Report how many lines hold the word "during"; give nothing but the number.

======== RECORDS PROVIDED

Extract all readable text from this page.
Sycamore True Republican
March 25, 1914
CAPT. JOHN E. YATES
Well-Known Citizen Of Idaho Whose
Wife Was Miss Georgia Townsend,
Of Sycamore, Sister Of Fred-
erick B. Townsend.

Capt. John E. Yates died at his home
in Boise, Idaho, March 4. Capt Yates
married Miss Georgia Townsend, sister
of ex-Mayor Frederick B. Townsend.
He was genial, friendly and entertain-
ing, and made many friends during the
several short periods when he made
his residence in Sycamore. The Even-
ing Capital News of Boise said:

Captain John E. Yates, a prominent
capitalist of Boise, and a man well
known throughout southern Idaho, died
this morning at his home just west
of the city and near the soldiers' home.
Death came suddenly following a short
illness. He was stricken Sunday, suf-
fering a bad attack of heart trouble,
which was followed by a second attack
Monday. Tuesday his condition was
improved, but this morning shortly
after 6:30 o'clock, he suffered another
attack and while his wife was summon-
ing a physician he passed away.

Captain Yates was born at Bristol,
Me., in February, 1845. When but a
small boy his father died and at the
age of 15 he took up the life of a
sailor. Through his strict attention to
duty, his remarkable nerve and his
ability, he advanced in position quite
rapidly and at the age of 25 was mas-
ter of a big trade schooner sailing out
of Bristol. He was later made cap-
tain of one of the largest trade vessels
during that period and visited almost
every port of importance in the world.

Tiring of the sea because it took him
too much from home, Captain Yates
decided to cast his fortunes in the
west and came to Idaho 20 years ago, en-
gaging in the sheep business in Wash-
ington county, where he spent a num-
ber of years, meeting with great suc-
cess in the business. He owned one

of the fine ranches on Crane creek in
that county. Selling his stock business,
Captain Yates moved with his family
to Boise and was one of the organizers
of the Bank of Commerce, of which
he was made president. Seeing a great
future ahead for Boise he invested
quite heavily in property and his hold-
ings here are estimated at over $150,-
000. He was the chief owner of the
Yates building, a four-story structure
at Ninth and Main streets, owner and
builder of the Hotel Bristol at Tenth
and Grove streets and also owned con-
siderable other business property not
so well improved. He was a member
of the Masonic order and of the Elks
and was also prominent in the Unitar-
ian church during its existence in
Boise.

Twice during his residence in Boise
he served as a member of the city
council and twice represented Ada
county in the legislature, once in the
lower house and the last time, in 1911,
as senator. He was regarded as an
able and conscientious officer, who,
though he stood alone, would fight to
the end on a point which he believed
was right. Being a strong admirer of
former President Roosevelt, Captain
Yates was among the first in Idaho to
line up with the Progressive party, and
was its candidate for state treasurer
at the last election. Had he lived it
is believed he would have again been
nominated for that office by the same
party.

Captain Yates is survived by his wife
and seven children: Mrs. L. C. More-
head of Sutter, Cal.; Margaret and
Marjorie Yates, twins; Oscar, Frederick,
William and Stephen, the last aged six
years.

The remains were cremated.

================

● **ANSWER TO THIS PROBLEM**: 4